(Written exercise): In the data below, find every line with the string "JSON" and pull it out.

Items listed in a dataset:
────────────────────────────────────────

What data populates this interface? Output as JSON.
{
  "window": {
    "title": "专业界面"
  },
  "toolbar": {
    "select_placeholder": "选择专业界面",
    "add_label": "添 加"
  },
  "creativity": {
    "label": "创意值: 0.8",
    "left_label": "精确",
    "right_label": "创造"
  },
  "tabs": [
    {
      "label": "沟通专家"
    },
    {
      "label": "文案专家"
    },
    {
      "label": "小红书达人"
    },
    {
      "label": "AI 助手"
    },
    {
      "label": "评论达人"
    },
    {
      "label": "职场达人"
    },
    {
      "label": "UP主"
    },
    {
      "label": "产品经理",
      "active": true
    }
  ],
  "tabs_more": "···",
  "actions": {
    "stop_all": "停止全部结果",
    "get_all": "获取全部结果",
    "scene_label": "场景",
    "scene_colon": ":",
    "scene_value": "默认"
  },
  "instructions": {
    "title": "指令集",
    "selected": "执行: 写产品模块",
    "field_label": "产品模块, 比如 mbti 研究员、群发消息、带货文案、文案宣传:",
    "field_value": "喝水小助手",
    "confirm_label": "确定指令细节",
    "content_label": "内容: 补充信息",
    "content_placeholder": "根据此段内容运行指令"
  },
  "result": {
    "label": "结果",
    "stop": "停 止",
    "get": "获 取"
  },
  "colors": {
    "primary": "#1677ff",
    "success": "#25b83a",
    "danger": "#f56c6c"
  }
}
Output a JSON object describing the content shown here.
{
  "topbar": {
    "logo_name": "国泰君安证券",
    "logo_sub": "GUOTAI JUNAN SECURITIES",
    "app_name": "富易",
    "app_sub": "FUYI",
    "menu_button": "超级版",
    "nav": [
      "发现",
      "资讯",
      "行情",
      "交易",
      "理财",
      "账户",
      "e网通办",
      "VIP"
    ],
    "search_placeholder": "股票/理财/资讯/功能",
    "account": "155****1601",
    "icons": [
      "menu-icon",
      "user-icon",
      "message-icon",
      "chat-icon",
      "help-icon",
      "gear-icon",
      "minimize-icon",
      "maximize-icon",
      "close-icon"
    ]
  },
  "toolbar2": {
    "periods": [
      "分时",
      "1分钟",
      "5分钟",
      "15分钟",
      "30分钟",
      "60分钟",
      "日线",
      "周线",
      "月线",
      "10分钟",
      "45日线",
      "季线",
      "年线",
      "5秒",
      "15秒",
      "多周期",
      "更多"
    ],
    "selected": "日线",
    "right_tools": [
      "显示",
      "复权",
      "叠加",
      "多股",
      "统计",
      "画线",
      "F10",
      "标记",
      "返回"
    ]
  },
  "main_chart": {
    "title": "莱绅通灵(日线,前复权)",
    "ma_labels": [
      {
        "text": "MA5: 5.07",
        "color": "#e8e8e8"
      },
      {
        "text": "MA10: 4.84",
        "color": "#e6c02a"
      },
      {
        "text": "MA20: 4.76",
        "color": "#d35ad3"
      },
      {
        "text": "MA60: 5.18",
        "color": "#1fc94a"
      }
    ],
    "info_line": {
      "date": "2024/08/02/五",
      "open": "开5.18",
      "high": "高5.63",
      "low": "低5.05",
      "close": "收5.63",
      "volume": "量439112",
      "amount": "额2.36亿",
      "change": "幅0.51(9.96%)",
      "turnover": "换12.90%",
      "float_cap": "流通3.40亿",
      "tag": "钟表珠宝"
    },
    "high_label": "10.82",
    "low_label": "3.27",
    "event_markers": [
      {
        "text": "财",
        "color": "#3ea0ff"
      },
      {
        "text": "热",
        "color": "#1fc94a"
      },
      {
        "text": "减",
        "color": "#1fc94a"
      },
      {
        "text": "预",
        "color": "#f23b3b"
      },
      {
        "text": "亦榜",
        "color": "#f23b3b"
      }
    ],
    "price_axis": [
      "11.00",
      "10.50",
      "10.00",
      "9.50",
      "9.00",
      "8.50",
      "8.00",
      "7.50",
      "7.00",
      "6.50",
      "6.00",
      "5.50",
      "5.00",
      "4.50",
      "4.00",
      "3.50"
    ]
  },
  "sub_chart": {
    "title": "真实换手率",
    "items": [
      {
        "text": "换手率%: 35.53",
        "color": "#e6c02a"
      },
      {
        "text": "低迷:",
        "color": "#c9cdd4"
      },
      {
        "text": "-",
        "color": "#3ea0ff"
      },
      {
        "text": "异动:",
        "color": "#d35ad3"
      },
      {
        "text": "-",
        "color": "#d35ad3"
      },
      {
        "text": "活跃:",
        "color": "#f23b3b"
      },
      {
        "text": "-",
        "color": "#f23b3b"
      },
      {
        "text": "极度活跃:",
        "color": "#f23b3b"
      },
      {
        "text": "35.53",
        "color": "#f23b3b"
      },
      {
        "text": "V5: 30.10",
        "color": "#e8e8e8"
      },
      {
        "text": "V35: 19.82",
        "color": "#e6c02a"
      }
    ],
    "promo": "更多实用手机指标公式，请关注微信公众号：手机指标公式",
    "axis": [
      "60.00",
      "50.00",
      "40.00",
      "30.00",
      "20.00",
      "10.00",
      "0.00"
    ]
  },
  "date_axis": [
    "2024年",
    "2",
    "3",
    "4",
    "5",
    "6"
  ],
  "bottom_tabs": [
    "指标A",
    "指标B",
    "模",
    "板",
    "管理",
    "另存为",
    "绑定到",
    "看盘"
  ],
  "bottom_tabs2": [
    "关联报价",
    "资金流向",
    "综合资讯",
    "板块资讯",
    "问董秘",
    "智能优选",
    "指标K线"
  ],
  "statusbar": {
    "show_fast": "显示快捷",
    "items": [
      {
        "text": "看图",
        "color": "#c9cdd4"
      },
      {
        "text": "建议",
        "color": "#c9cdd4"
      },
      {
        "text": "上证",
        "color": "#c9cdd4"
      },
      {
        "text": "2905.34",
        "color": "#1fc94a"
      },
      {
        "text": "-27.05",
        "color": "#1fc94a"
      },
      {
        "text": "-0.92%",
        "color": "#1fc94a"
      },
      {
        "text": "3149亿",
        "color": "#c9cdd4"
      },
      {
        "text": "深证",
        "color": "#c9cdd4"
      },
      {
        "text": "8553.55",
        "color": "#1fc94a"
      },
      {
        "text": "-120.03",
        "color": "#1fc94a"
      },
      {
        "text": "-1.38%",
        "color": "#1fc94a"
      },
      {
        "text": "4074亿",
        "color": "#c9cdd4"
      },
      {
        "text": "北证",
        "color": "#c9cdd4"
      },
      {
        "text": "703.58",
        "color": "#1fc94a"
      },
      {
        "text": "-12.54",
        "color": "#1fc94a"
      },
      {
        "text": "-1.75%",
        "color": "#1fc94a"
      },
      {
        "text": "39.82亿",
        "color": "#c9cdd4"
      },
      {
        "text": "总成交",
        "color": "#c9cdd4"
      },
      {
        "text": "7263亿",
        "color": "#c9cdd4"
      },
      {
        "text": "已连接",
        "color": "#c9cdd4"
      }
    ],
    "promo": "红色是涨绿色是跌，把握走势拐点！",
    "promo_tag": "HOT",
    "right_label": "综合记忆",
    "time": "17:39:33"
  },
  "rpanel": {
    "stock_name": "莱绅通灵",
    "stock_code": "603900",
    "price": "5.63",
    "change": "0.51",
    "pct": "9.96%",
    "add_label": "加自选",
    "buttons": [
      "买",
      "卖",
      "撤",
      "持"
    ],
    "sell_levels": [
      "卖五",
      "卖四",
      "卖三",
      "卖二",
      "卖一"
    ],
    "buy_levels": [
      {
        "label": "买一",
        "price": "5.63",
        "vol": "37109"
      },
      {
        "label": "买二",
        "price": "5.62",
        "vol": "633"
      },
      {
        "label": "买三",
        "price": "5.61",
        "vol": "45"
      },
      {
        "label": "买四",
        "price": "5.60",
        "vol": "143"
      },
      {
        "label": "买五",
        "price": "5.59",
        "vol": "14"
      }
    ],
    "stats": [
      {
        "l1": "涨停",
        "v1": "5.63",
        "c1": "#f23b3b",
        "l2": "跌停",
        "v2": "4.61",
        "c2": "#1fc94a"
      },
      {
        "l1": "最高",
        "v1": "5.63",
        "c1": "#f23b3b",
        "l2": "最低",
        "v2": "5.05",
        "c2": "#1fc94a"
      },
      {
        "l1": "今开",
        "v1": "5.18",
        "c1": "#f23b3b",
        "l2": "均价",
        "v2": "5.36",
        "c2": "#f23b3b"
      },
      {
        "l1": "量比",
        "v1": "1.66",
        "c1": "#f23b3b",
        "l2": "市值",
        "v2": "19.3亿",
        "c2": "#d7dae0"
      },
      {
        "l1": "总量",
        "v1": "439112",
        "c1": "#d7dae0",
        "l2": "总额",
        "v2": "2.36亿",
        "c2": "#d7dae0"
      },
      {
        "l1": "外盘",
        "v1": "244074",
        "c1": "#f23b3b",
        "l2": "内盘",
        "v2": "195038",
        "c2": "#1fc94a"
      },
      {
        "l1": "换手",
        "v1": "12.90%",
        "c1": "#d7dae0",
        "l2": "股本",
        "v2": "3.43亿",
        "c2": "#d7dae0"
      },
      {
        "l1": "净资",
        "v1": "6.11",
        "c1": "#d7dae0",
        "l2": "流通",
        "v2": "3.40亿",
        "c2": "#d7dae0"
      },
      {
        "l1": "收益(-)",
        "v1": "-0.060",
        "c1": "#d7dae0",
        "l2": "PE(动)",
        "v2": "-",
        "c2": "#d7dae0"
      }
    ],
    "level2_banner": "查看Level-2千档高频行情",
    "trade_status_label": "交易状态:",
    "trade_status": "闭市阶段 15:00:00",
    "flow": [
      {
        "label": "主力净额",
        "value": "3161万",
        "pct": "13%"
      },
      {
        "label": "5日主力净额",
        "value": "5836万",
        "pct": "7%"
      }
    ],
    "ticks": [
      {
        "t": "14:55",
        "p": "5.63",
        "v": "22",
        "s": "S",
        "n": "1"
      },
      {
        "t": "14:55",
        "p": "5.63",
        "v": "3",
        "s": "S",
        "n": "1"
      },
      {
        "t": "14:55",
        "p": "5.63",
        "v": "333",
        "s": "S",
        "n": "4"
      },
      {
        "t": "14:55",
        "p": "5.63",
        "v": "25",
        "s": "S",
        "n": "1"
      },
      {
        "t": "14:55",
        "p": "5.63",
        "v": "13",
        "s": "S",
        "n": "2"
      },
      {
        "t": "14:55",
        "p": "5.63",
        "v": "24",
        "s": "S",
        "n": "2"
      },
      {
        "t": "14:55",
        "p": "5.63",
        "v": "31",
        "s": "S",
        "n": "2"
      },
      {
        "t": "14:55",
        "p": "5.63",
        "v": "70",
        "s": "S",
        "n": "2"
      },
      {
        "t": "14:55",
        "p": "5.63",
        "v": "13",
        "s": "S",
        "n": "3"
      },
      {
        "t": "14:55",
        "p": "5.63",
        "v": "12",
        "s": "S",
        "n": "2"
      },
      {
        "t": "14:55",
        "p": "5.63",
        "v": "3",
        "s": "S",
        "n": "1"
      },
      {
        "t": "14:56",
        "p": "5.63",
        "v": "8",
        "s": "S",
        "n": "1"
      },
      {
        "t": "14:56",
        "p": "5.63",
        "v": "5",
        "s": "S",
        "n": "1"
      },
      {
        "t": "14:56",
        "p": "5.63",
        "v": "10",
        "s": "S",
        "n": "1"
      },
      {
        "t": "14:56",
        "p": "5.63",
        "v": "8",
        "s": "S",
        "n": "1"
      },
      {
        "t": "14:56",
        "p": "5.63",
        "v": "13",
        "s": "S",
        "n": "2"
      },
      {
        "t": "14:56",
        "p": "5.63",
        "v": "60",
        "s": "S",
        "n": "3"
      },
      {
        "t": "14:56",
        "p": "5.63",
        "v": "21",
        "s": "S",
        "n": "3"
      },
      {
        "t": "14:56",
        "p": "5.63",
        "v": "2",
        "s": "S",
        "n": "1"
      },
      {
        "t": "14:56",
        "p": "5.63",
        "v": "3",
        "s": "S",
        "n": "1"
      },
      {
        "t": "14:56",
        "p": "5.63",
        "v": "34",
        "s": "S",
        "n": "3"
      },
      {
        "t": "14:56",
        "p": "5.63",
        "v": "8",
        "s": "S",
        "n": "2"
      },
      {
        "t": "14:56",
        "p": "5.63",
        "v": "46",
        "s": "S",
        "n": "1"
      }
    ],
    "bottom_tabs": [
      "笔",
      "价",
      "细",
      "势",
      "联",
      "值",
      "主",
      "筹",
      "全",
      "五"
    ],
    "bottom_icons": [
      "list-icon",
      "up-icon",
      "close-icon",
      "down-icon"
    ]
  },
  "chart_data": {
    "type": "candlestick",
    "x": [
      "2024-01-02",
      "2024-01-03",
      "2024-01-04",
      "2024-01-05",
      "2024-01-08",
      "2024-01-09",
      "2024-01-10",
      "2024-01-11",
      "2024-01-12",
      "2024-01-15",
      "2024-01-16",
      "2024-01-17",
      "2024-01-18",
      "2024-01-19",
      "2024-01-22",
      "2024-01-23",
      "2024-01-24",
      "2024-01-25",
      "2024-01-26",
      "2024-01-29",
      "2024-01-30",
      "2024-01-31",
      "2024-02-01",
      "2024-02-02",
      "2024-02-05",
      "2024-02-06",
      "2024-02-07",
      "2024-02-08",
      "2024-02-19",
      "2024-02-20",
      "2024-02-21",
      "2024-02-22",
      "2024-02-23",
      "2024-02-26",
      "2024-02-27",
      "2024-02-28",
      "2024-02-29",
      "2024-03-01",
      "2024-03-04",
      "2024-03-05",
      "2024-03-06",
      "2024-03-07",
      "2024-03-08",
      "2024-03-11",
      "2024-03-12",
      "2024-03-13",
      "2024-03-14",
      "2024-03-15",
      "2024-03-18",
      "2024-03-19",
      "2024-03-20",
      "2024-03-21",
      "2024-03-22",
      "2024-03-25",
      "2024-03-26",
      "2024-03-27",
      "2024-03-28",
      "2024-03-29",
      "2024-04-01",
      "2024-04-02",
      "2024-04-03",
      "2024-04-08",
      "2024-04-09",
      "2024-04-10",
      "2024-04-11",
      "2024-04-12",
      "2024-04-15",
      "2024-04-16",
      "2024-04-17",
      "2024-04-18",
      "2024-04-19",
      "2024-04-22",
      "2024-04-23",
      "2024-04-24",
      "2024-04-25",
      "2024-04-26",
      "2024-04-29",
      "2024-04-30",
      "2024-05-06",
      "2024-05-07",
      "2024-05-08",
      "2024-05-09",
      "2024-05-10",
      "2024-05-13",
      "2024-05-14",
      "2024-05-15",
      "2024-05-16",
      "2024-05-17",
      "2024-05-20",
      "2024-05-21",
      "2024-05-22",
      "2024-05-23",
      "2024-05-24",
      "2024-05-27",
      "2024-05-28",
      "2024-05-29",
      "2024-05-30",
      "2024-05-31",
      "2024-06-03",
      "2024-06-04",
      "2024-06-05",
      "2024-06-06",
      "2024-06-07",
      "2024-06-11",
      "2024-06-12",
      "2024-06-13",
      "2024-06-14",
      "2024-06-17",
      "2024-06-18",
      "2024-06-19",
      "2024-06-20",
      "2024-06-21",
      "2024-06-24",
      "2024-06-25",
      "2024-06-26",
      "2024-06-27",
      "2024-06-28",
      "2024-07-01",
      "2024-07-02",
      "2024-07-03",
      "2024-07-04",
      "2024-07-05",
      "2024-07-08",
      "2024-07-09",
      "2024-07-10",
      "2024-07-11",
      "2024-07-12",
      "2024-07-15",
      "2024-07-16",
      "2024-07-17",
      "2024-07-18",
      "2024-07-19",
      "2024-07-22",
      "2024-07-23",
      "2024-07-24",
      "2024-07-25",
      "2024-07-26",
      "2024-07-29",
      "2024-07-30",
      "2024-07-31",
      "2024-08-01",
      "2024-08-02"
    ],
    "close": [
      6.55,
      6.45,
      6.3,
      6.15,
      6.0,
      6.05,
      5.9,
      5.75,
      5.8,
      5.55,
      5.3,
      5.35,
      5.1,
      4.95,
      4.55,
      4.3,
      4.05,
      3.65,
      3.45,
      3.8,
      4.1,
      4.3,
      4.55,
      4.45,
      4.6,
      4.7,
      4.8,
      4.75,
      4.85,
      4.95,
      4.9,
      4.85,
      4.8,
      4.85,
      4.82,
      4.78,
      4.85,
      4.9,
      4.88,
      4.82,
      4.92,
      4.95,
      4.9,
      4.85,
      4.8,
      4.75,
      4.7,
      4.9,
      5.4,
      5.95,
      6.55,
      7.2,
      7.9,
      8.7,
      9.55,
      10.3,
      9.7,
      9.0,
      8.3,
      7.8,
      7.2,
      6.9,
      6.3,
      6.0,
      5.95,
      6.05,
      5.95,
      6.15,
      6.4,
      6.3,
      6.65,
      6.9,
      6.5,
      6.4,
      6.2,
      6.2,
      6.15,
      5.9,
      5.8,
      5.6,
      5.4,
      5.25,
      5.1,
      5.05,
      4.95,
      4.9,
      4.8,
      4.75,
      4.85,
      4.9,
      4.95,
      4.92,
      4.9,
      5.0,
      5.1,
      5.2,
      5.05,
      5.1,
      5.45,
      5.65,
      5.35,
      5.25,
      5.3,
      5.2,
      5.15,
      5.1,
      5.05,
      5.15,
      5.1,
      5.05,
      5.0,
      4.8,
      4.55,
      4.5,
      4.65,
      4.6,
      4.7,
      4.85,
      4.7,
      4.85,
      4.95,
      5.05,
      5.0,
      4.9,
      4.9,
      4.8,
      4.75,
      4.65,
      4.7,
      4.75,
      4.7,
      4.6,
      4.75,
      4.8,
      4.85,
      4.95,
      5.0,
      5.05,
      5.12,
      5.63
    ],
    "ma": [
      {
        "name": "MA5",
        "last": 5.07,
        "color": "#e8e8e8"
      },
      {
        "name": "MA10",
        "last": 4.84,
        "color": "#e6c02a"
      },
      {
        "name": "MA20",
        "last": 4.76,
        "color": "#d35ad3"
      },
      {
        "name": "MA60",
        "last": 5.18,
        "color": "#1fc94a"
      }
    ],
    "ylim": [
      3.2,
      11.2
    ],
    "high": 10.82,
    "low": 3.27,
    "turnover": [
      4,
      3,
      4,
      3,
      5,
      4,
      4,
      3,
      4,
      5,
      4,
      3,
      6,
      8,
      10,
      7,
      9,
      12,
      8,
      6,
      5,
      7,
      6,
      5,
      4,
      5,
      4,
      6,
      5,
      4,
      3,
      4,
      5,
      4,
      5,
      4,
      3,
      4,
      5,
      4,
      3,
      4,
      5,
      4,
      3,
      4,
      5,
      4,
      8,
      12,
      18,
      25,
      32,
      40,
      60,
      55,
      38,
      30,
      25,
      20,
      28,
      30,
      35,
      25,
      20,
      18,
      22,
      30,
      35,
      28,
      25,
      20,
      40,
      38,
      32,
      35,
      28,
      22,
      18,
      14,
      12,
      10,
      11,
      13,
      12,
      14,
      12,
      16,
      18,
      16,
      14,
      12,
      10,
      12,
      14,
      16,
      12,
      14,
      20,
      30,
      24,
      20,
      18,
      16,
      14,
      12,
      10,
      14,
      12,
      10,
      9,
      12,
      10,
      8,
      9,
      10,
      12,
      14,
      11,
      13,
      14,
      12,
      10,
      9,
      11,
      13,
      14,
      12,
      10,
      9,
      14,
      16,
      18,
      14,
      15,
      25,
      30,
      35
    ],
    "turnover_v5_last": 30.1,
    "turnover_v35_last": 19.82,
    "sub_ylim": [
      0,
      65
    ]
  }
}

────────────────────────────────────────

(The answer):
What data populates this interface? Output as JSON.
Output a JSON object describing the content shown here.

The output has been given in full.